## Activity
Wherever "Quiz" turns up in the entries, copy out the line that holds it.

## Records provided
══════════

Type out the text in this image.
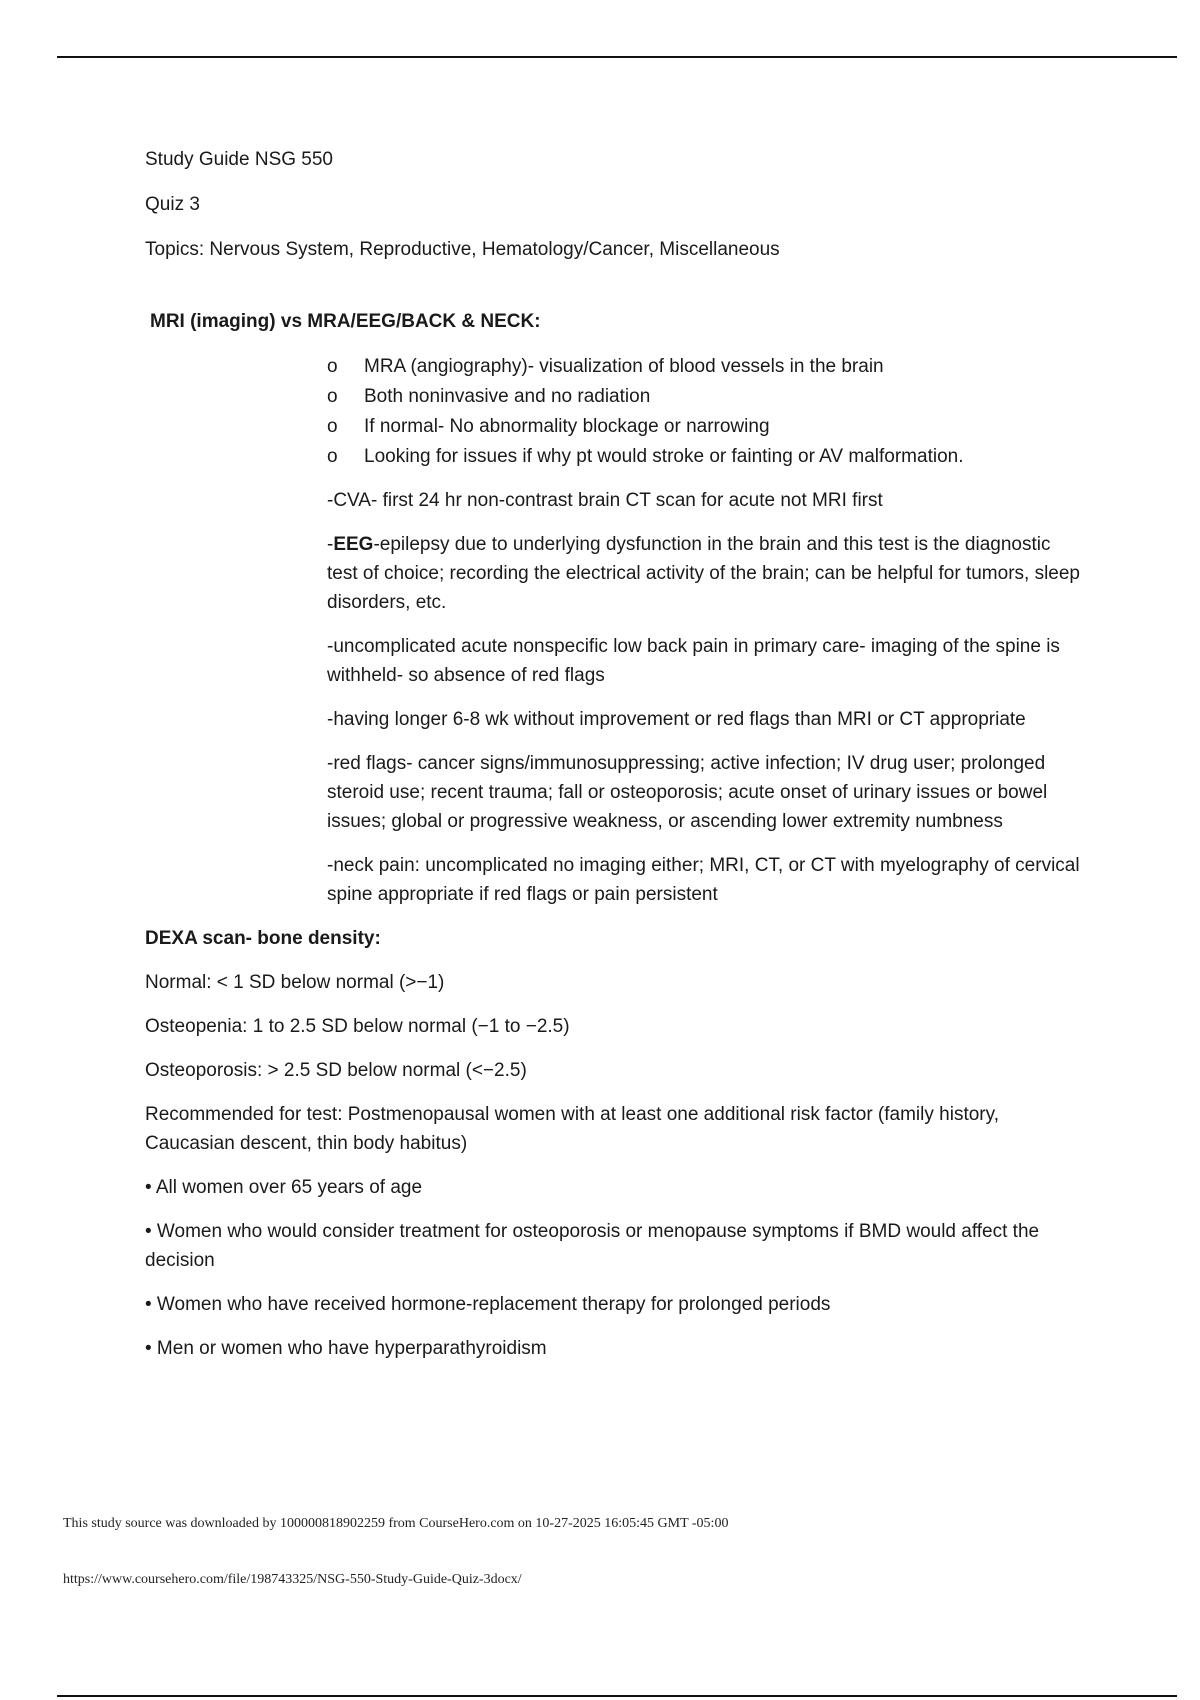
Study Guide NSG 550

Quiz 3

Topics: Nervous System, Reproductive, Hematology/Cancer, Miscellaneous

MRI (imaging) vs MRA/EEG/BACK & NECK:

o MRA (angiography)- visualization of blood vessels in the brain
o Both noninvasive and no radiation
o If normal- No abnormality blockage or narrowing
o Looking for issues if why pt would stroke or fainting or AV malformation.

-CVA- first 24 hr non-contrast brain CT scan for acute not MRI first

-EEG-epilepsy due to underlying dysfunction in the brain and this test is the diagnostic test of choice; recording the electrical activity of the brain; can be helpful for tumors, sleep disorders, etc.

-uncomplicated acute nonspecific low back pain in primary care- imaging of the spine is withheld- so absence of red flags

-having longer 6-8 wk without improvement or red flags than MRI or CT appropriate

-red flags- cancer signs/immunosuppressing; active infection; IV drug user; prolonged steroid use; recent trauma; fall or osteoporosis; acute onset of urinary issues or bowel issues; global or progressive weakness, or ascending lower extremity numbness

-neck pain: uncomplicated no imaging either; MRI, CT, or CT with myelography of cervical spine appropriate if red flags or pain persistent

DEXA scan- bone density:

Normal: < 1 SD below normal (>−1)

Osteopenia: 1 to 2.5 SD below normal (−1 to −2.5)

Osteoporosis: > 2.5 SD below normal (<−2.5)

Recommended for test: Postmenopausal women with at least one additional risk factor (family history, Caucasian descent, thin body habitus)

• All women over 65 years of age

• Women who would consider treatment for osteoporosis or menopause symptoms if BMD would affect the decision

• Women who have received hormone-replacement therapy for prolonged periods

• Men or women who have hyperparathyroidism

This study source was downloaded by 100000818902259 from CourseHero.com on 10-27-2025 16:05:45 GMT -05:00
https://www.coursehero.com/file/198743325/NSG-550-Study-Guide-Quiz-3docx/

══════════

## Solution to the exercise
Quiz 3
https://www.coursehero.com/file/198743325/NSG-550-Study-Guide-Quiz-3docx/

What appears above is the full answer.